* BRIEF *
Copy every line of the entries below word for word.

* RECORDS *
####################

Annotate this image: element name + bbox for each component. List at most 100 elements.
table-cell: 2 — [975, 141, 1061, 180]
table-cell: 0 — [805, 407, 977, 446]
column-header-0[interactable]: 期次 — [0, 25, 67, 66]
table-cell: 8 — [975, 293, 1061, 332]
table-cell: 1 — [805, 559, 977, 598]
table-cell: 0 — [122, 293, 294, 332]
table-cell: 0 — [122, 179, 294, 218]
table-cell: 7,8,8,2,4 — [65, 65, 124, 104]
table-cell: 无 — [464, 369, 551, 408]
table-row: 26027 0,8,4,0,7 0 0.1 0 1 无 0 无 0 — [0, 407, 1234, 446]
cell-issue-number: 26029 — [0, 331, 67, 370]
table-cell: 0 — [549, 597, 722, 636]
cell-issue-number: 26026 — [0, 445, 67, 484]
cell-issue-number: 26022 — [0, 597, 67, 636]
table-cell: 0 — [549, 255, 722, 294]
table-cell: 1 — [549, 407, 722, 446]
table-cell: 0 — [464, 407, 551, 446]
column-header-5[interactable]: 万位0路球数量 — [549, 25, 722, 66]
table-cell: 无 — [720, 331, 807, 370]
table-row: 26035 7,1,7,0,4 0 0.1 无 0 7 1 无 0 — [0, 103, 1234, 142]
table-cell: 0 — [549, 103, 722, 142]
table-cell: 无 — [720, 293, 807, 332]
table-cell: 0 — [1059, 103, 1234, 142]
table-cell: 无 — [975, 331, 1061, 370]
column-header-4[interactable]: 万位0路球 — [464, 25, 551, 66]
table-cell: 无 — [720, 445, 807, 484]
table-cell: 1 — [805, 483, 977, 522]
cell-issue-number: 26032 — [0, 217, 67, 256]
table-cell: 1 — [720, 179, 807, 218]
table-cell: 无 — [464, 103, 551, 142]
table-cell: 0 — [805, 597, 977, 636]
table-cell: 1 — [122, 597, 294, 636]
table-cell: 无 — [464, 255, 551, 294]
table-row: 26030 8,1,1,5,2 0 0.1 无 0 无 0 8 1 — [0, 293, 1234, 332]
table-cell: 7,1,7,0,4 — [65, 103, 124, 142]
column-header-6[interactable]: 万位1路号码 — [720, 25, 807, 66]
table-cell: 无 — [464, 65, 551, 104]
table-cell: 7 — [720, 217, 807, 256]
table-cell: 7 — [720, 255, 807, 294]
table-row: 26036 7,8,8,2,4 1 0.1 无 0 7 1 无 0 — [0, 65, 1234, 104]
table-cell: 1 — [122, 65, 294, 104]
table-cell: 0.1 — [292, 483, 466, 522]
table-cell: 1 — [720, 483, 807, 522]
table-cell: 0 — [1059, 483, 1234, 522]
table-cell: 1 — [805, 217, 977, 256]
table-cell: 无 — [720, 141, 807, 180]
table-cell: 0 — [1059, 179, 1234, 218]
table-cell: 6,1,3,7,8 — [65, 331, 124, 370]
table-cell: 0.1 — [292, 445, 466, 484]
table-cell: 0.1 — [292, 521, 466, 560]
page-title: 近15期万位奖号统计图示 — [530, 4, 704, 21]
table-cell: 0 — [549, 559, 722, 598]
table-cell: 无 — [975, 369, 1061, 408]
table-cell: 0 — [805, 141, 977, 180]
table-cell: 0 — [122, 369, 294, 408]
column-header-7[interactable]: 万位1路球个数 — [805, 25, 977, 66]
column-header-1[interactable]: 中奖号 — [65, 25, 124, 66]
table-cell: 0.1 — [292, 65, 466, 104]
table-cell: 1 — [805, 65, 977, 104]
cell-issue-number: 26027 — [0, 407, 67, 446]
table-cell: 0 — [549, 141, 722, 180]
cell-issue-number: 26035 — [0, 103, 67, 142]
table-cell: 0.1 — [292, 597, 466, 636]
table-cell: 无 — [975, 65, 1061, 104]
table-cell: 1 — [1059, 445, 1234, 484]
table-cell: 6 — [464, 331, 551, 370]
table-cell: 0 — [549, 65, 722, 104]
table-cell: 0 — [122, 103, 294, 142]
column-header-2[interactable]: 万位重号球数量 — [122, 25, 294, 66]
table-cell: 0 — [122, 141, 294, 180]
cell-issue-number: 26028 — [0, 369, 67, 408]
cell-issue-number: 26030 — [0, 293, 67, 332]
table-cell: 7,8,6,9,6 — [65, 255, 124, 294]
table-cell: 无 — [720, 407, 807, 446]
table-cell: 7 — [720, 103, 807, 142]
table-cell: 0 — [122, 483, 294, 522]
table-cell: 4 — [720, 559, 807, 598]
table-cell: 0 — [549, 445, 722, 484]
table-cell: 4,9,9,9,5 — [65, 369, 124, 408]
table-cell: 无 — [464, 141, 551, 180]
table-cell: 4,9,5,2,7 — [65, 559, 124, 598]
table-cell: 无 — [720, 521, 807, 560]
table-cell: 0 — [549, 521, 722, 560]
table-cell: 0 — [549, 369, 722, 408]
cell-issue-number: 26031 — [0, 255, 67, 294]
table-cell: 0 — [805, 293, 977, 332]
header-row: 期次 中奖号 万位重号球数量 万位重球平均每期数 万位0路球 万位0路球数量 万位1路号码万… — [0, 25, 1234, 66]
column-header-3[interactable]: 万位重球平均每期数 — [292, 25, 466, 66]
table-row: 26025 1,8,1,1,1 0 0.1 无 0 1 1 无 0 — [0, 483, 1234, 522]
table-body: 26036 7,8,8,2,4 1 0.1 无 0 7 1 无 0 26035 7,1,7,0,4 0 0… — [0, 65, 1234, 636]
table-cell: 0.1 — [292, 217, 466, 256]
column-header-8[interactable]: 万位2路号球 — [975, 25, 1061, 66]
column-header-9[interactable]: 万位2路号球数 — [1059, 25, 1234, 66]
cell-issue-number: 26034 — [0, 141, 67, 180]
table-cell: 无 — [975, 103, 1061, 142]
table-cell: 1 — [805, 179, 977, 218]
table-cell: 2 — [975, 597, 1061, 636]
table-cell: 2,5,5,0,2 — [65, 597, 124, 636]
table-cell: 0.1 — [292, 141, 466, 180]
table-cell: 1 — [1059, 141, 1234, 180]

####################

* TASK RESULT *
Annotate this image: element name + bbox for each component. List at most 100 elements.
table-cell: 2 — [975, 141, 1061, 180]
table-cell: 0 — [805, 407, 977, 446]
column-header-0[interactable]: 期次 — [0, 25, 67, 66]
table-cell: 8 — [975, 293, 1061, 332]
table-cell: 1 — [805, 559, 977, 598]
table-cell: 0 — [122, 293, 294, 332]
table-cell: 0 — [122, 179, 294, 218]
table-cell: 7,8,8,2,4 — [65, 65, 124, 104]
table-cell: 无 — [464, 369, 551, 408]
table-row: 26027 0,8,4,0,7 0 0.1 0 1 无 0 无 0 — [0, 407, 1234, 446]
cell-issue-number: 26029 — [0, 331, 67, 370]
table-cell: 0 — [549, 597, 722, 636]
cell-issue-number: 26026 — [0, 445, 67, 484]
cell-issue-number: 26022 — [0, 597, 67, 636]
table-cell: 0 — [549, 255, 722, 294]
table-cell: 1 — [549, 407, 722, 446]
table-cell: 0 — [464, 407, 551, 446]
column-header-5[interactable]: 万位0路球数量 — [549, 25, 722, 66]
table-cell: 无 — [720, 331, 807, 370]
table-row: 26035 7,1,7,0,4 0 0.1 无 0 7 1 无 0 — [0, 103, 1234, 142]
table-cell: 0 — [549, 103, 722, 142]
table-cell: 无 — [720, 293, 807, 332]
table-cell: 0 — [1059, 103, 1234, 142]
table-cell: 无 — [975, 331, 1061, 370]
column-header-4[interactable]: 万位0路球 — [464, 25, 551, 66]
table-cell: 无 — [720, 445, 807, 484]
table-cell: 1 — [805, 483, 977, 522]
cell-issue-number: 26032 — [0, 217, 67, 256]
table-cell: 1 — [720, 179, 807, 218]
table-cell: 无 — [464, 103, 551, 142]
table-cell: 0 — [805, 597, 977, 636]
table-cell: 1 — [122, 597, 294, 636]
table-cell: 无 — [464, 255, 551, 294]
table-row: 26030 8,1,1,5,2 0 0.1 无 0 无 0 8 1 — [0, 293, 1234, 332]
table-cell: 7,1,7,0,4 — [65, 103, 124, 142]
column-header-6[interactable]: 万位1路号码 — [720, 25, 807, 66]
table-cell: 无 — [464, 65, 551, 104]
table-cell: 7 — [720, 217, 807, 256]
table-cell: 7 — [720, 255, 807, 294]
table-row: 26036 7,8,8,2,4 1 0.1 无 0 7 1 无 0 — [0, 65, 1234, 104]
table-cell: 1 — [122, 65, 294, 104]
table-cell: 0.1 — [292, 483, 466, 522]
table-cell: 1 — [720, 483, 807, 522]
table-cell: 0 — [1059, 483, 1234, 522]
table-cell: 1 — [805, 217, 977, 256]
table-cell: 无 — [720, 141, 807, 180]
table-cell: 0 — [1059, 179, 1234, 218]
table-cell: 6,1,3,7,8 — [65, 331, 124, 370]
table-cell: 0.1 — [292, 445, 466, 484]
table-cell: 0.1 — [292, 521, 466, 560]
page-title: 近15期万位奖号统计图示 — [530, 4, 704, 21]
table-cell: 0 — [549, 559, 722, 598]
table-cell: 无 — [975, 369, 1061, 408]
table-cell: 0 — [805, 141, 977, 180]
table-cell: 0 — [122, 369, 294, 408]
column-header-7[interactable]: 万位1路球个数 — [805, 25, 977, 66]
column-header-1[interactable]: 中奖号 — [65, 25, 124, 66]
table-cell: 0.1 — [292, 65, 466, 104]
table-cell: 1 — [805, 65, 977, 104]
cell-issue-number: 26027 — [0, 407, 67, 446]
table-cell: 0 — [549, 141, 722, 180]
cell-issue-number: 26035 — [0, 103, 67, 142]
table-cell: 0.1 — [292, 597, 466, 636]
table-cell: 无 — [975, 65, 1061, 104]
table-cell: 1 — [1059, 445, 1234, 484]
table-cell: 6 — [464, 331, 551, 370]
table-cell: 0 — [549, 65, 722, 104]
table-cell: 0 — [122, 103, 294, 142]
column-header-2[interactable]: 万位重号球数量 — [122, 25, 294, 66]
table-cell: 0 — [122, 141, 294, 180]
cell-issue-number: 26028 — [0, 369, 67, 408]
cell-issue-number: 26030 — [0, 293, 67, 332]
table-cell: 7,8,6,9,6 — [65, 255, 124, 294]
table-cell: 无 — [720, 407, 807, 446]
table-cell: 7 — [720, 103, 807, 142]
table-cell: 0 — [122, 483, 294, 522]
table-cell: 4 — [720, 559, 807, 598]
table-cell: 0 — [549, 445, 722, 484]
table-cell: 4,9,9,9,5 — [65, 369, 124, 408]
table-cell: 无 — [464, 141, 551, 180]
table-cell: 4,9,5,2,7 — [65, 559, 124, 598]
table-cell: 无 — [720, 521, 807, 560]
table-cell: 0 — [549, 521, 722, 560]
table-cell: 0 — [549, 369, 722, 408]
cell-issue-number: 26031 — [0, 255, 67, 294]
table-cell: 0 — [805, 293, 977, 332]
header-row: 期次 中奖号 万位重号球数量 万位重球平均每期数 万位0路球 万位0路球数量 万位1路号码万… — [0, 25, 1234, 66]
column-header-3[interactable]: 万位重球平均每期数 — [292, 25, 466, 66]
table-row: 26025 1,8,1,1,1 0 0.1 无 0 1 1 无 0 — [0, 483, 1234, 522]
table-body: 26036 7,8,8,2,4 1 0.1 无 0 7 1 无 0 26035 7,1,7,0,4 0 0… — [0, 65, 1234, 636]
table-cell: 0.1 — [292, 217, 466, 256]
column-header-8[interactable]: 万位2路号球 — [975, 25, 1061, 66]
column-header-9[interactable]: 万位2路号球数 — [1059, 25, 1234, 66]
cell-issue-number: 26034 — [0, 141, 67, 180]
table-cell: 无 — [975, 103, 1061, 142]
table-cell: 1 — [805, 179, 977, 218]
table-cell: 2 — [975, 597, 1061, 636]
table-cell: 2,5,5,0,2 — [65, 597, 124, 636]
table-cell: 0.1 — [292, 141, 466, 180]
table-cell: 1 — [1059, 141, 1234, 180]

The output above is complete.